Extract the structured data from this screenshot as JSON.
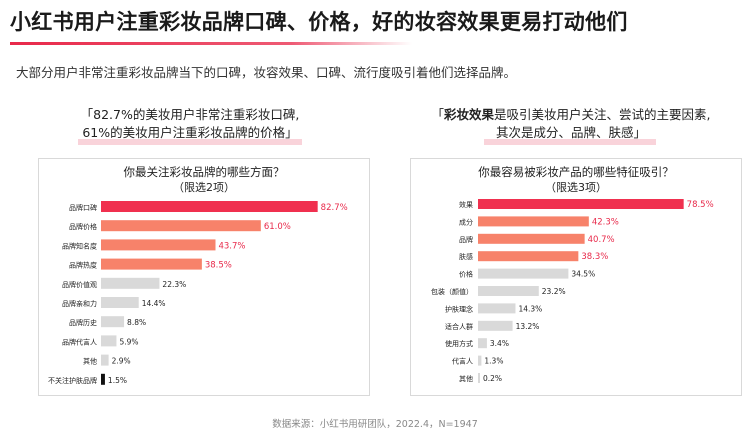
{
  "title": "小红书用户注重彩妆品牌口碑、价格，好的妆容效果更易打动他们",
  "subtitle": "大部分用户非常注重彩妆品牌当下的口碑，妆容效果、口碑、流行度吸引着他们选择品牌。",
  "quote_left": {
    "line1": "「82.7%的美妆用户非常注重彩妆口碑,",
    "line2": "61%的美妆用户注重彩妆品牌的价格」"
  },
  "quote_right": {
    "open": "「",
    "highlight": "彩妆效果",
    "line1_rest": "是吸引美妆用户关注、尝试的主要因素,",
    "line2": "其次是成分、品牌、肤感」"
  },
  "source": "数据来源：小红书用研团队，2022.4，N=1947",
  "colors": {
    "accent": "#e8294a",
    "top_bar": "#f0304f",
    "high_bar": "#f7826a",
    "low_bar": "#d9d9d9",
    "black_bar": "#111111"
  },
  "chart_data": [
    {
      "type": "bar",
      "orientation": "horizontal",
      "title": "你最关注彩妆品牌的哪些方面？",
      "subtitle": "（限选2项）",
      "categories": [
        "品牌口碑",
        "品牌价格",
        "品牌知名度",
        "品牌热度",
        "品牌价值观",
        "品牌亲和力",
        "品牌历史",
        "品牌代言人",
        "其他",
        "不关注护肤品牌"
      ],
      "values": [
        82.7,
        61.0,
        43.7,
        38.5,
        22.3,
        14.4,
        8.8,
        5.9,
        2.9,
        1.5
      ],
      "labels": [
        "82.7%",
        "61.0%",
        "43.7%",
        "38.5%",
        "22.3%",
        "14.4%",
        "8.8%",
        "5.9%",
        "2.9%",
        "1.5%"
      ],
      "xlim": [
        0,
        100
      ]
    },
    {
      "type": "bar",
      "orientation": "horizontal",
      "title": "你最容易被彩妆产品的哪些特征吸引？",
      "subtitle": "（限选3项）",
      "categories": [
        "效果",
        "成分",
        "品牌",
        "肤感",
        "价格",
        "包装（颜值）",
        "护肤理念",
        "适合人群",
        "使用方式",
        "代言人",
        "其他"
      ],
      "values": [
        78.5,
        42.3,
        40.7,
        38.3,
        34.5,
        23.2,
        14.3,
        13.2,
        3.4,
        1.3,
        0.2
      ],
      "labels": [
        "78.5%",
        "42.3%",
        "40.7%",
        "38.3%",
        "34.5%",
        "23.2%",
        "14.3%",
        "13.2%",
        "3.4%",
        "1.3%",
        "0.2%"
      ],
      "xlim": [
        0,
        100
      ]
    }
  ]
}
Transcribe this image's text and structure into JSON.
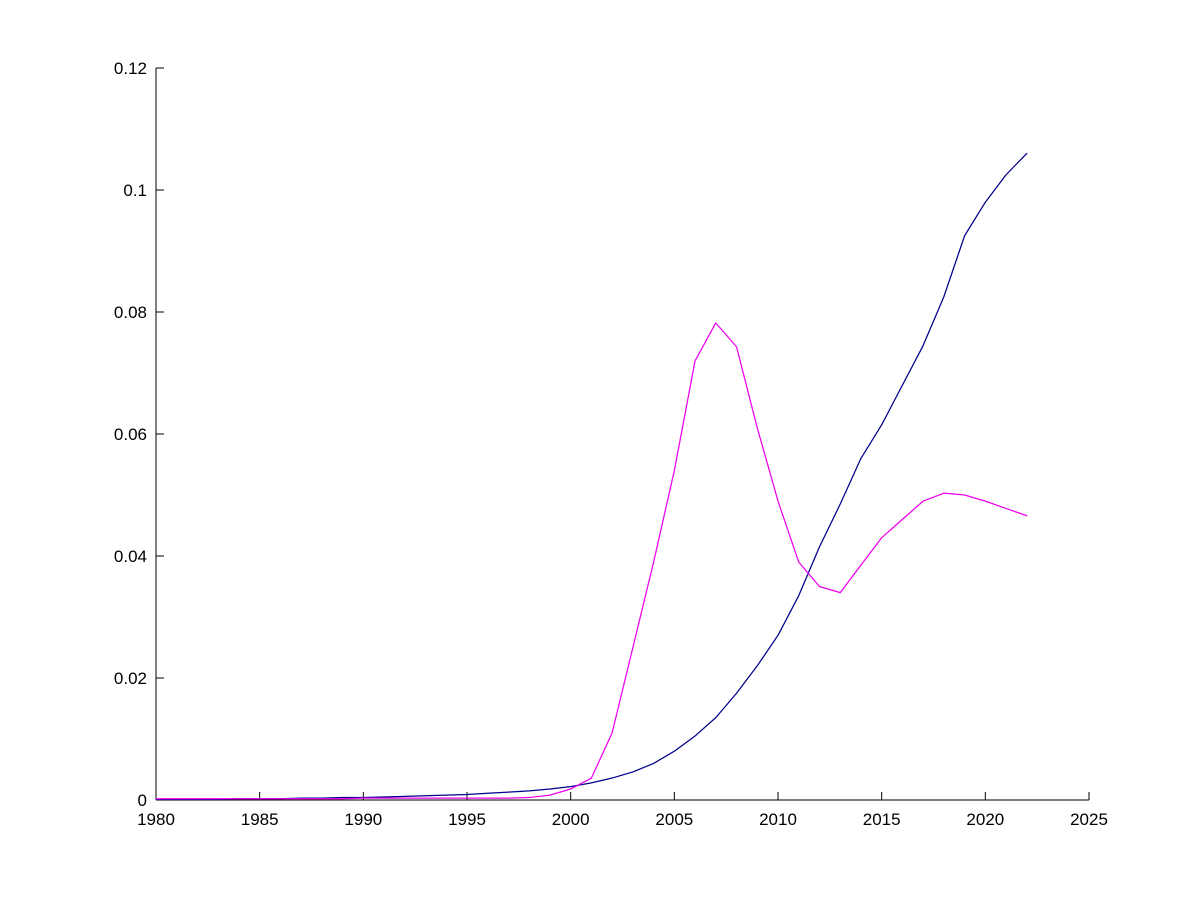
{
  "figure": {
    "background_color": "#ffffff",
    "axis_color": "#000000",
    "title": "",
    "legend": null
  },
  "chart_data": {
    "type": "line",
    "title": "",
    "xlabel": "",
    "ylabel": "",
    "xlim": [
      1980,
      2025
    ],
    "ylim": [
      0,
      0.12
    ],
    "grid": false,
    "legend_position": "none",
    "box": "L-shaped (left and bottom axes only, inward ticks)",
    "xticks": {
      "values": [
        1980,
        1985,
        1990,
        1995,
        2000,
        2005,
        2010,
        2015,
        2020,
        2025
      ],
      "labels": [
        "1980",
        "1985",
        "1990",
        "1995",
        "2000",
        "2005",
        "2010",
        "2015",
        "2020",
        "2025"
      ]
    },
    "yticks": {
      "values": [
        0,
        0.02,
        0.04,
        0.06,
        0.08,
        0.1,
        0.12
      ],
      "labels": [
        "0",
        "0.02",
        "0.04",
        "0.06",
        "0.08",
        "0.1",
        "0.12"
      ]
    },
    "x": [
      1980,
      1981,
      1982,
      1983,
      1984,
      1985,
      1986,
      1987,
      1988,
      1989,
      1990,
      1991,
      1992,
      1993,
      1994,
      1995,
      1996,
      1997,
      1998,
      1999,
      2000,
      2001,
      2002,
      2003,
      2004,
      2005,
      2006,
      2007,
      2008,
      2009,
      2010,
      2011,
      2012,
      2013,
      2014,
      2015,
      2016,
      2017,
      2018,
      2019,
      2020,
      2021,
      2022
    ],
    "series": [
      {
        "name": "dark-blue-series",
        "color": "#00008B",
        "values": [
          0.0001,
          0.0001,
          0.0001,
          0.0001,
          0.0002,
          0.0002,
          0.0002,
          0.0003,
          0.0003,
          0.0004,
          0.0004,
          0.0005,
          0.0006,
          0.0007,
          0.0008,
          0.0009,
          0.0011,
          0.0013,
          0.0015,
          0.0018,
          0.0022,
          0.0028,
          0.0036,
          0.0046,
          0.006,
          0.008,
          0.0105,
          0.0135,
          0.0175,
          0.022,
          0.027,
          0.0335,
          0.0415,
          0.0485,
          0.056,
          0.0615,
          0.068,
          0.0745,
          0.0825,
          0.0925,
          0.098,
          0.1025,
          0.106
        ]
      },
      {
        "name": "magenta-series",
        "color": "#EE00EE",
        "values": [
          0.0002,
          0.0002,
          0.0002,
          0.0002,
          0.0002,
          0.0002,
          0.0002,
          0.0002,
          0.0002,
          0.0002,
          0.0003,
          0.0003,
          0.0003,
          0.0003,
          0.0003,
          0.0003,
          0.0003,
          0.0003,
          0.0004,
          0.0008,
          0.0018,
          0.0036,
          0.011,
          0.025,
          0.039,
          0.054,
          0.072,
          0.0782,
          0.0743,
          0.061,
          0.049,
          0.039,
          0.035,
          0.034,
          0.0385,
          0.043,
          0.046,
          0.049,
          0.0503,
          0.05,
          0.049,
          0.0478,
          0.0466
        ]
      }
    ],
    "annotations": {
      "magenta_peak": {
        "x": 2007,
        "y": 0.0782
      },
      "magenta_local_min": {
        "x": 2013,
        "y": 0.034
      },
      "magenta_second_peak": {
        "x": 2018,
        "y": 0.0503
      },
      "lines_cross": {
        "x": 2011.3,
        "y": 0.0377
      },
      "blue_end": {
        "x": 2022,
        "y": 0.106
      },
      "magenta_end": {
        "x": 2022,
        "y": 0.0466
      }
    }
  }
}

▸ Directive
Using the material above, set down every line exactly, but skip the pictures.

▸ Problem solution
Extract the structured data from this screenshot as JSON.
{
  "title": "小红书用户注重彩妆品牌口碑、价格，好的妆容效果更易打动他们",
  "subtitle": "大部分用户非常注重彩妆品牌当下的口碑，妆容效果、口碑、流行度吸引着他们选择品牌。",
  "quote_left": {
    "line1": "「82.7%的美妆用户非常注重彩妆口碑,",
    "line2": "61%的美妆用户注重彩妆品牌的价格」"
  },
  "quote_right": {
    "open": "「",
    "highlight": "彩妆效果",
    "line1_rest": "是吸引美妆用户关注、尝试的主要因素,",
    "line2": "其次是成分、品牌、肤感」"
  },
  "source": "数据来源：小红书用研团队，2022.4，N=1947",
  "colors": {
    "accent": "#e8294a",
    "top_bar": "#f0304f",
    "high_bar": "#f7826a",
    "low_bar": "#d9d9d9",
    "black_bar": "#111111"
  },
  "chart_data": [
    {
      "type": "bar",
      "orientation": "horizontal",
      "title": "你最关注彩妆品牌的哪些方面？",
      "subtitle": "（限选2项）",
      "categories": [
        "品牌口碑",
        "品牌价格",
        "品牌知名度",
        "品牌热度",
        "品牌价值观",
        "品牌亲和力",
        "品牌历史",
        "品牌代言人",
        "其他",
        "不关注护肤品牌"
      ],
      "values": [
        82.7,
        61.0,
        43.7,
        38.5,
        22.3,
        14.4,
        8.8,
        5.9,
        2.9,
        1.5
      ],
      "labels": [
        "82.7%",
        "61.0%",
        "43.7%",
        "38.5%",
        "22.3%",
        "14.4%",
        "8.8%",
        "5.9%",
        "2.9%",
        "1.5%"
      ],
      "xlim": [
        0,
        100
      ]
    },
    {
      "type": "bar",
      "orientation": "horizontal",
      "title": "你最容易被彩妆产品的哪些特征吸引？",
      "subtitle": "（限选3项）",
      "categories": [
        "效果",
        "成分",
        "品牌",
        "肤感",
        "价格",
        "包装（颜值）",
        "护肤理念",
        "适合人群",
        "使用方式",
        "代言人",
        "其他"
      ],
      "values": [
        78.5,
        42.3,
        40.7,
        38.3,
        34.5,
        23.2,
        14.3,
        13.2,
        3.4,
        1.3,
        0.2
      ],
      "labels": [
        "78.5%",
        "42.3%",
        "40.7%",
        "38.3%",
        "34.5%",
        "23.2%",
        "14.3%",
        "13.2%",
        "3.4%",
        "1.3%",
        "0.2%"
      ],
      "xlim": [
        0,
        100
      ]
    }
  ]
}
Transcribe this image's text and structure into JSON.
{
  "figure": {
    "background_color": "#ffffff",
    "axis_color": "#000000",
    "title": "",
    "legend": null
  },
  "chart_data": {
    "type": "line",
    "title": "",
    "xlabel": "",
    "ylabel": "",
    "xlim": [
      1980,
      2025
    ],
    "ylim": [
      0,
      0.12
    ],
    "grid": false,
    "legend_position": "none",
    "box": "L-shaped (left and bottom axes only, inward ticks)",
    "xticks": {
      "values": [
        1980,
        1985,
        1990,
        1995,
        2000,
        2005,
        2010,
        2015,
        2020,
        2025
      ],
      "labels": [
        "1980",
        "1985",
        "1990",
        "1995",
        "2000",
        "2005",
        "2010",
        "2015",
        "2020",
        "2025"
      ]
    },
    "yticks": {
      "values": [
        0,
        0.02,
        0.04,
        0.06,
        0.08,
        0.1,
        0.12
      ],
      "labels": [
        "0",
        "0.02",
        "0.04",
        "0.06",
        "0.08",
        "0.1",
        "0.12"
      ]
    },
    "x": [
      1980,
      1981,
      1982,
      1983,
      1984,
      1985,
      1986,
      1987,
      1988,
      1989,
      1990,
      1991,
      1992,
      1993,
      1994,
      1995,
      1996,
      1997,
      1998,
      1999,
      2000,
      2001,
      2002,
      2003,
      2004,
      2005,
      2006,
      2007,
      2008,
      2009,
      2010,
      2011,
      2012,
      2013,
      2014,
      2015,
      2016,
      2017,
      2018,
      2019,
      2020,
      2021,
      2022
    ],
    "series": [
      {
        "name": "dark-blue-series",
        "color": "#00008B",
        "values": [
          0.0001,
          0.0001,
          0.0001,
          0.0001,
          0.0002,
          0.0002,
          0.0002,
          0.0003,
          0.0003,
          0.0004,
          0.0004,
          0.0005,
          0.0006,
          0.0007,
          0.0008,
          0.0009,
          0.0011,
          0.0013,
          0.0015,
          0.0018,
          0.0022,
          0.0028,
          0.0036,
          0.0046,
          0.006,
          0.008,
          0.0105,
          0.0135,
          0.0175,
          0.022,
          0.027,
          0.0335,
          0.0415,
          0.0485,
          0.056,
          0.0615,
          0.068,
          0.0745,
          0.0825,
          0.0925,
          0.098,
          0.1025,
          0.106
        ]
      },
      {
        "name": "magenta-series",
        "color": "#EE00EE",
        "values": [
          0.0002,
          0.0002,
          0.0002,
          0.0002,
          0.0002,
          0.0002,
          0.0002,
          0.0002,
          0.0002,
          0.0002,
          0.0003,
          0.0003,
          0.0003,
          0.0003,
          0.0003,
          0.0003,
          0.0003,
          0.0003,
          0.0004,
          0.0008,
          0.0018,
          0.0036,
          0.011,
          0.025,
          0.039,
          0.054,
          0.072,
          0.0782,
          0.0743,
          0.061,
          0.049,
          0.039,
          0.035,
          0.034,
          0.0385,
          0.043,
          0.046,
          0.049,
          0.0503,
          0.05,
          0.049,
          0.0478,
          0.0466
        ]
      }
    ],
    "annotations": {
      "magenta_peak": {
        "x": 2007,
        "y": 0.0782
      },
      "magenta_local_min": {
        "x": 2013,
        "y": 0.034
      },
      "magenta_second_peak": {
        "x": 2018,
        "y": 0.0503
      },
      "lines_cross": {
        "x": 2011.3,
        "y": 0.0377
      },
      "blue_end": {
        "x": 2022,
        "y": 0.106
      },
      "magenta_end": {
        "x": 2022,
        "y": 0.0466
      }
    }
  }
}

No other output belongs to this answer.